→ SUPPLIED PASSAGE
I usually try to avoid getting into dust-ups with critics writing in my own newspaper, but I can't avoid coming to the late Robert Altman's defense after reading Richard Schickel's nasty, dismissive review of "Robert Altman: The Oral Biography" by Mitchell Zuckoff, a new book about the man who brought us "MASH," "McCabe & Mrs. Miller," "Nashville," "The Player," "Short Cuts," "Gosford Park" and any number of other smart, funny and challenging films.

My primary problem with the review is that if Schickel has no respect for Altman as a filmmaker, how would he possibly be in a position to give a fair review to an exhaustive biography of the man? And it's certainly obvious that Schickel loathes Altman's work, since he starts out by ridiculing "MASH" as "a basically witless film," then moves on to trash the rest of Altman's oeuvre, saying that "misanthropy -- with a strong admixture of misogyny -- essentially substitutes for ideas in his movies and his characters are, in effect, characterless."

Long_Goodbye-poster1 Schickel seems especially aggrieved that Altman was a boozer and a pothead who -- as Schickel puts it in the first sentence of his review --  "never passed an entirely sober day in his life." In fact, Schickel seems obsessed with Altman's licentiousness, admonishing Altman over and over for his freewheeling ways, as if he were the first filmmaker ever to use and abuse a variety of intoxicants. He comes off like a schoolmarm, rapping Altman on the knuckles for having a good time, calling him "permissive," "addled by his addictions" and claiming that even in "MASH," everyone in the movie "appeared to be perpetually, mumblingly stoned."

Largely because Zuckoff writes admiringly of Altman's work, as have so many other critics, Schickel throws the filmmaker's biographer under the bus, claiming that Zuckoff "basically knows nothing about filmmaking and film history." I could go on, but you get the point. It would be an understatement to say that Altman admirers were outraged by Schickel's dismissive attitude to one of the great filmmakers of the late 20th century. Speaking to this point, I received a letter from Alan Rudolph, who linked up with Altman as an assistant director on "The Long Goodbye" before carving out an important career as a filmmaker himself, making such movies as "Welcome to L.A.," "Choose Me" and "Afterglow."

Rudolph's entire letter is attached at the bottom of this post, but here is his artful description of Altman's special gifts as a filmmaker. As Rudolph writes:

"Altman was an innovator. His films might seem casual, but intentionally so. They were behavioral in appearance, but carefully crafted with ideas, and strong on consequence. Having served as a screenwriter for Bob, I can personally attest to his rigorous attention to writing. He just didn't want the result to seem written.... Bob knew that continuously working in the rough was the best way to find his jewel. His biting humor never spared reality nor himself. The painful absurdity of it all. There was nobody like him during his professional peak, and there isn't now."

Well said, Mr. Rudolph. As for me, all I would ask of anyone who might be on the fence about Altman is to seek out one of his many adventurous films and watch for yourself.

You'll never be bored and you'll almost always be amazed by what an original, unsentimental approach Altman had to the art of cinematic storytelling. The UCLA Film & Television Archive has a salute to Altman coming up soon, starting with a Nov. 13 screening of "The Long Goodbye," his 1973 comedy that is a personal favorite of mine.

→ RECORDED DATA
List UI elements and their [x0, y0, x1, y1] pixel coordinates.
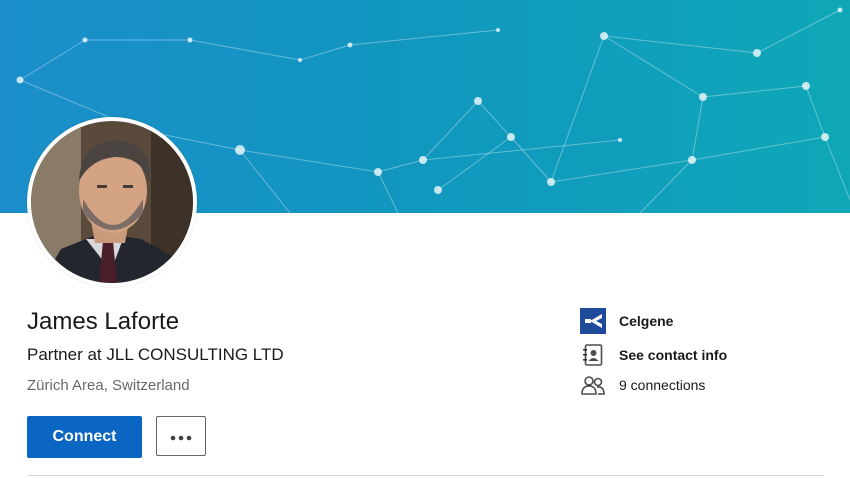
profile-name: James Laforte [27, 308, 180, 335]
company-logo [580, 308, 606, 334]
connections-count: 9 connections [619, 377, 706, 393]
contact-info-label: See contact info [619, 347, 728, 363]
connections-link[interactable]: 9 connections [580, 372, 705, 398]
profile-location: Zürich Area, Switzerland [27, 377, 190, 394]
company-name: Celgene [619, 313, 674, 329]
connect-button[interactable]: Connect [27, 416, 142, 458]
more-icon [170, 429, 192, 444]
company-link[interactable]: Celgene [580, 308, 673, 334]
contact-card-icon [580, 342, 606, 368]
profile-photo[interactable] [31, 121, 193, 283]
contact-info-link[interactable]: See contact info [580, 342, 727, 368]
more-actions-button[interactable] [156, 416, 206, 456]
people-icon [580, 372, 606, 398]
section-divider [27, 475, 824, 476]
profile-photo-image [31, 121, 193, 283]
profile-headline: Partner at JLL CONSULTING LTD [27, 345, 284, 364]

→ REQUIRED WORK
(1) Answer these questions from the passage on Robert Altman:
(a) What phrase does Schickel use to ridicule "MASH"?
(b) On which film did Alan Rudolph work as an assistant director with Altman?
(c) On what date does the UCLA Film & Television Archive's salute to Altman begin?
(2) Reproduce word for word the part of the passage on Robert Altman that opens with the words "I usually try" and closes with "and challenging films.".

→ SOLUTION SET
(1)
(a) "a basically witless film"
(b) "The Long Goodbye"
(c) Nov. 13

(2)
I usually try to avoid getting into dust-ups with critics writing in my own newspaper, but I can't avoid coming to the late Robert Altman's defense after reading Richard Schickel's nasty, dismissive review of "Robert Altman: The Oral Biography" by Mitchell Zuckoff, a new book about the man who brought us "MASH," "McCabe & Mrs. Miller," "Nashville," "The Player," "Short Cuts," "Gosford Park" and any number of other smart, funny and challenging films.